Stated task = Search the data for the word "oxygen" and copy every line that contains it.

··· Data supplied ···

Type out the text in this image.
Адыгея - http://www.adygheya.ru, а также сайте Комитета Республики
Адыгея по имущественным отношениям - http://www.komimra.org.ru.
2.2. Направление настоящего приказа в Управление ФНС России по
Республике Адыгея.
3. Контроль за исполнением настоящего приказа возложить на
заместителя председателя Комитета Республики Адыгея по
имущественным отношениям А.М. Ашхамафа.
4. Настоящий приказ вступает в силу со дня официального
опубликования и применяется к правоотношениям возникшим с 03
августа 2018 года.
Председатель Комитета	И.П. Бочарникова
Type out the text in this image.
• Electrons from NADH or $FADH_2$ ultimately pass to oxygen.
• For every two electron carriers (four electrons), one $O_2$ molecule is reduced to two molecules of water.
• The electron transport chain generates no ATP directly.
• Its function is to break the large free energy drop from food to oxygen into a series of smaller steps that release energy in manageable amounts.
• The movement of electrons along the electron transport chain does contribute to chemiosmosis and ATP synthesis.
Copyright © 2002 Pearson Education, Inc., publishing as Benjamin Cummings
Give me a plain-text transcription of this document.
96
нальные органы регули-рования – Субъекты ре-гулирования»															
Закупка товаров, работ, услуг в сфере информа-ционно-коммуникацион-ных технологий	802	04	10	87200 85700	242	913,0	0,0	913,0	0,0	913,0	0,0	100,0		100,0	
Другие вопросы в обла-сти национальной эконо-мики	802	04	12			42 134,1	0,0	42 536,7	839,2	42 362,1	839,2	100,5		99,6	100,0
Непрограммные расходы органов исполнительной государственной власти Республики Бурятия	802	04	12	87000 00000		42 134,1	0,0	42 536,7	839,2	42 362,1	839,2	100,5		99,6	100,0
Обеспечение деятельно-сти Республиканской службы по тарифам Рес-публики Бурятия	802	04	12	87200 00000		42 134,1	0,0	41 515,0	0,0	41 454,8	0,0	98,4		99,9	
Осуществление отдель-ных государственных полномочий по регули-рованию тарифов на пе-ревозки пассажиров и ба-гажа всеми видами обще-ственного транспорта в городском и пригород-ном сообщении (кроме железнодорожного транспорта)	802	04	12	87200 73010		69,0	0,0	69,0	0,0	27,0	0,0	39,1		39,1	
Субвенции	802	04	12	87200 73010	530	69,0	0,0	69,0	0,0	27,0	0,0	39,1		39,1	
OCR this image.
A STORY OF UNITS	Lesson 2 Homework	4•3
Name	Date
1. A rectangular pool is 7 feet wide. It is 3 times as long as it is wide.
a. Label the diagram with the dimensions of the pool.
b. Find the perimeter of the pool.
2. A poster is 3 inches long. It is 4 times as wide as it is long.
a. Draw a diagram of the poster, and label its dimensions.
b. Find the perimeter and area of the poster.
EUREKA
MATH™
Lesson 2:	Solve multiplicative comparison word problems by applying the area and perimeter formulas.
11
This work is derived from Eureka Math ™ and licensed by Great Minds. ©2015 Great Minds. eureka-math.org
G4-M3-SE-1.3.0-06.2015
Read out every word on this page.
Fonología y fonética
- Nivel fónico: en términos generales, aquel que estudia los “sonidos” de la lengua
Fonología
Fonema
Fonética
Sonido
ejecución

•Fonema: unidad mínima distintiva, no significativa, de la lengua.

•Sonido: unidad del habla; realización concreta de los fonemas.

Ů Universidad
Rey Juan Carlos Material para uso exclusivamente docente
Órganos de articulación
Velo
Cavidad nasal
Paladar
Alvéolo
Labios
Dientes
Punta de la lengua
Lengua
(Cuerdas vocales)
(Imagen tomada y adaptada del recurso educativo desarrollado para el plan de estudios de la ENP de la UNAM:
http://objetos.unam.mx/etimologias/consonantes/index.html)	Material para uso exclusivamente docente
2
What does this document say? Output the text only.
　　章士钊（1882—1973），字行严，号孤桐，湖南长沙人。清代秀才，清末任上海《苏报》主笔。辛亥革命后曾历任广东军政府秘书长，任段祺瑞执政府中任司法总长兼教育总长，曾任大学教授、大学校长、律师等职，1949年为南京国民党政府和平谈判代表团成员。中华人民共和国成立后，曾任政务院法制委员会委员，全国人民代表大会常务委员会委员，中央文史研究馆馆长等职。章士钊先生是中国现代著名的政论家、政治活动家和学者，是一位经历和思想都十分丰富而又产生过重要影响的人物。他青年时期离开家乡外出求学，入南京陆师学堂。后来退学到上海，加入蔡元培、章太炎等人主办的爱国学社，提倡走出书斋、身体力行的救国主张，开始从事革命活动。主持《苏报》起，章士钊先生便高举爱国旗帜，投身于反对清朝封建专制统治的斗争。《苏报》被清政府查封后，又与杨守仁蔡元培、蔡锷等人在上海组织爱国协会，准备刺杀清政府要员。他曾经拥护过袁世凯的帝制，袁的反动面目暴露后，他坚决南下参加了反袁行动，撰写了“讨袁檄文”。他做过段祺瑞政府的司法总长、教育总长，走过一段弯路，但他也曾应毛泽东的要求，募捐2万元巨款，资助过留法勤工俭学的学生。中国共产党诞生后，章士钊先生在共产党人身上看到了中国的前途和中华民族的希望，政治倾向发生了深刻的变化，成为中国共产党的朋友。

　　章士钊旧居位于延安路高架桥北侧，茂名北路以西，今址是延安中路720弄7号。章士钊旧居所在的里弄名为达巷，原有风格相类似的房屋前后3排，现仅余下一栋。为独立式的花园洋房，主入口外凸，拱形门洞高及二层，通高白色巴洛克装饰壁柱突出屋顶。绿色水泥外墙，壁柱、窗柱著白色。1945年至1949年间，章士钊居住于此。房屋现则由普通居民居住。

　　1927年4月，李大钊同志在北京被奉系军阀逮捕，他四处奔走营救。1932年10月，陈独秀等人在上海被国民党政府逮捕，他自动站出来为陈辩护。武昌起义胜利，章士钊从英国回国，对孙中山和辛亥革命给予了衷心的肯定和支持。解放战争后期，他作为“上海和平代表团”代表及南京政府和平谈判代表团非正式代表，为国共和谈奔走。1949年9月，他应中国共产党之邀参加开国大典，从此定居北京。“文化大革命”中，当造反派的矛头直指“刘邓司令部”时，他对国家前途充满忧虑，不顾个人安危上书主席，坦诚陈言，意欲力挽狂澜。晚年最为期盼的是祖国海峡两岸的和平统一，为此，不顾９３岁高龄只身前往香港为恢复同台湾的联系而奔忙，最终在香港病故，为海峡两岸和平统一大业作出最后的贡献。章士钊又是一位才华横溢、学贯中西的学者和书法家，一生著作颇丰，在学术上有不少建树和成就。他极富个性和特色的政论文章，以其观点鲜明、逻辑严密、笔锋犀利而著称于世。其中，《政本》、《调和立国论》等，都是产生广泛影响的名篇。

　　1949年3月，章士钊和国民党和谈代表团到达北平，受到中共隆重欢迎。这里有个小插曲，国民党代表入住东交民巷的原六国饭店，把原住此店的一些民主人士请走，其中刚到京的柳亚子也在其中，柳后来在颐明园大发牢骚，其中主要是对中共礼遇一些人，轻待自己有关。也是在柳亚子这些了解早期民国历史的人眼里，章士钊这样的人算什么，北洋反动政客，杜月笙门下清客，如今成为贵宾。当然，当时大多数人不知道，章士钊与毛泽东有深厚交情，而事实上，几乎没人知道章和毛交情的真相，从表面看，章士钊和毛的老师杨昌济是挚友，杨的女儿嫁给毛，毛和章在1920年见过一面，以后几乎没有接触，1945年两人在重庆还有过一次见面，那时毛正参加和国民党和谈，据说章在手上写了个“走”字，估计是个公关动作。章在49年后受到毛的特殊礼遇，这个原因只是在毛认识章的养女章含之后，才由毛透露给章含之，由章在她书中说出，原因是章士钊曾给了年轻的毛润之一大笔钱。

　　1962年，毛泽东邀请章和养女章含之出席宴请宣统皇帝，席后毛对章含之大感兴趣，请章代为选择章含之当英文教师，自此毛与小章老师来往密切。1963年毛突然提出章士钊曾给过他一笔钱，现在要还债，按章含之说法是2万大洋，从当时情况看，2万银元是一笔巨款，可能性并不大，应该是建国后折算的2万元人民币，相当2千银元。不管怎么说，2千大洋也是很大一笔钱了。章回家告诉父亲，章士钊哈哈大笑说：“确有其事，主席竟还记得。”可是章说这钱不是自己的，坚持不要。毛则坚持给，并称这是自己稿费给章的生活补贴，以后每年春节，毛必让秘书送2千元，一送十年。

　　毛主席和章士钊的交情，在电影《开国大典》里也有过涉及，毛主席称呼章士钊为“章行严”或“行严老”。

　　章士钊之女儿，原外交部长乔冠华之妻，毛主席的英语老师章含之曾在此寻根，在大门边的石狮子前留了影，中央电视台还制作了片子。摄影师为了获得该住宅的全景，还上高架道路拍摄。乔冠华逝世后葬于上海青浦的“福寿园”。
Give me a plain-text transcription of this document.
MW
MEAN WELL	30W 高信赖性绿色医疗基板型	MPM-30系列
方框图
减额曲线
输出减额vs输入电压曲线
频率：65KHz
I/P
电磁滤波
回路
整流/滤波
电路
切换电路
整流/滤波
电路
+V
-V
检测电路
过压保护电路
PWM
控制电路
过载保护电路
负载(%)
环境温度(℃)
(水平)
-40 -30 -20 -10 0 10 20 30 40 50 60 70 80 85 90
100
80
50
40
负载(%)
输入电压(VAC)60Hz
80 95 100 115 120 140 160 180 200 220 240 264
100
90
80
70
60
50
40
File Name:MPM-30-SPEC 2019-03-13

···

Written answer =
• Electrons from NADH or $FADH_2$ ultimately pass to oxygen.
• Its function is to break the large free energy drop from food to oxygen into a series of smaller steps that release energy in manageable amounts.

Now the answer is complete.